WHAT IS NEEDED: Extract, from the records beneath this instruction, each line that contains the word "reference".

STORED DATA:
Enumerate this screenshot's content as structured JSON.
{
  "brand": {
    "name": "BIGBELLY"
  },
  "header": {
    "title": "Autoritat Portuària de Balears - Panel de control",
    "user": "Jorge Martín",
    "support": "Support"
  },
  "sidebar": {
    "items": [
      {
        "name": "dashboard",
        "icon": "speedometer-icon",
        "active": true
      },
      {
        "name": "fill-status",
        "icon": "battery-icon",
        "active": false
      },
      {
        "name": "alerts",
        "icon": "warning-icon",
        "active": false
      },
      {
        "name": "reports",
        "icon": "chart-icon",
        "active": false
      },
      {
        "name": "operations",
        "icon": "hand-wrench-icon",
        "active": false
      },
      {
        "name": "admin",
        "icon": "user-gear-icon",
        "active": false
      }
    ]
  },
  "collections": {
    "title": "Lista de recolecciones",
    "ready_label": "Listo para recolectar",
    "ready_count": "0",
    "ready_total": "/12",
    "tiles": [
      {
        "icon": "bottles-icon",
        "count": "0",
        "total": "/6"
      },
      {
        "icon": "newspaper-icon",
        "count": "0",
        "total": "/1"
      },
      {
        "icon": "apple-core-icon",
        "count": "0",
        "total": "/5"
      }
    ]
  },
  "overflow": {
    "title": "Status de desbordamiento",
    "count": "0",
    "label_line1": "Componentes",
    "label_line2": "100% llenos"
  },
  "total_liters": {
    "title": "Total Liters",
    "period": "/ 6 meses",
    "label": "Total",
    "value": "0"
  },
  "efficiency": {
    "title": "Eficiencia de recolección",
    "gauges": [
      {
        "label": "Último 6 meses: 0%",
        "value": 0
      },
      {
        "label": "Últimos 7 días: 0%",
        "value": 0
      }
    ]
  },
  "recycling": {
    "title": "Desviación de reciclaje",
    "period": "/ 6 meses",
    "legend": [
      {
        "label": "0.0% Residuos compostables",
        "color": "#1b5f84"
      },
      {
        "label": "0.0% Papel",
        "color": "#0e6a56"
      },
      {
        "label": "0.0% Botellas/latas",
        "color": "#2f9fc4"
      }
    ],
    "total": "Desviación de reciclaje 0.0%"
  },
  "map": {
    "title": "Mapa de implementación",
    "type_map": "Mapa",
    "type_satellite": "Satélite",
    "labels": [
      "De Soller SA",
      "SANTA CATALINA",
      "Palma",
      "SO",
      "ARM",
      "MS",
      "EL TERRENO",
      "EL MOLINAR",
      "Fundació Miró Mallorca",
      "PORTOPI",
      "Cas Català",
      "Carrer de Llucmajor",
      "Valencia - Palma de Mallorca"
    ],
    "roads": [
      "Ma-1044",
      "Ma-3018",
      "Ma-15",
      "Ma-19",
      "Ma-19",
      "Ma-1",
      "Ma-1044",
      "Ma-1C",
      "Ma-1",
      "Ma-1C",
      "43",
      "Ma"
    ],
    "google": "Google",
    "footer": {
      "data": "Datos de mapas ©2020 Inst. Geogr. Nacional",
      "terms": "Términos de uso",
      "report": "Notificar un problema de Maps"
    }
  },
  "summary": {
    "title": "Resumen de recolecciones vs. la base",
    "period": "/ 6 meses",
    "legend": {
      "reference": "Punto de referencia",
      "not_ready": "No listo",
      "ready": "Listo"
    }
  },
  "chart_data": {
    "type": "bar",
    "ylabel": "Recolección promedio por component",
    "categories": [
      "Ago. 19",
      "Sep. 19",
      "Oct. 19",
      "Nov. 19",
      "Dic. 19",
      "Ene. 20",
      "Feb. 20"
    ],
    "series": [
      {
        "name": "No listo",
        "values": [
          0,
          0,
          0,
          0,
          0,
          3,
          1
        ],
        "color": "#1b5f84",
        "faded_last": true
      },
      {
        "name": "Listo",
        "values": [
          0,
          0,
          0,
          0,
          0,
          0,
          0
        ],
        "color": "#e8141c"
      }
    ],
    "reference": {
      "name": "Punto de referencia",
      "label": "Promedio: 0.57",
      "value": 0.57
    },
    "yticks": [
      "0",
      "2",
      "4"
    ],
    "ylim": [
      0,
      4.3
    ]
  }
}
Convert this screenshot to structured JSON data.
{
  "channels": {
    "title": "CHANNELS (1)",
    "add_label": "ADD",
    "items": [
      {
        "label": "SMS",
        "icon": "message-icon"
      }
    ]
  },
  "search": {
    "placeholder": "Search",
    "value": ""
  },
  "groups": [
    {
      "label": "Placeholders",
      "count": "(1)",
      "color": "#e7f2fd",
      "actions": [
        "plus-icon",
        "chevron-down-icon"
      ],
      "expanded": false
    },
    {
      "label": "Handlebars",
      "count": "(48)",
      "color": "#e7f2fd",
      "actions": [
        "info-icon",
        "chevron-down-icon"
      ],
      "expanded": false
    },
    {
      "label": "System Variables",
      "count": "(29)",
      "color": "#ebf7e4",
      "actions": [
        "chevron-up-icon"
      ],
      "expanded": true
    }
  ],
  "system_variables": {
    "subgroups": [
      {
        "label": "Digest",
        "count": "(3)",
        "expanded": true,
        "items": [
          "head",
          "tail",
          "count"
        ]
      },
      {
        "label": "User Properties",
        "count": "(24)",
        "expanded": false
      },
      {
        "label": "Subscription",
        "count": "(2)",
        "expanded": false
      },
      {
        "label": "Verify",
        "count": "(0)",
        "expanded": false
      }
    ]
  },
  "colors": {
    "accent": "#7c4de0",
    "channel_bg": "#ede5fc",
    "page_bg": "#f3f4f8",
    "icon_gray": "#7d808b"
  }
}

CORRECT OUTPUT:
      "reference": "Punto de referencia",
    "reference": {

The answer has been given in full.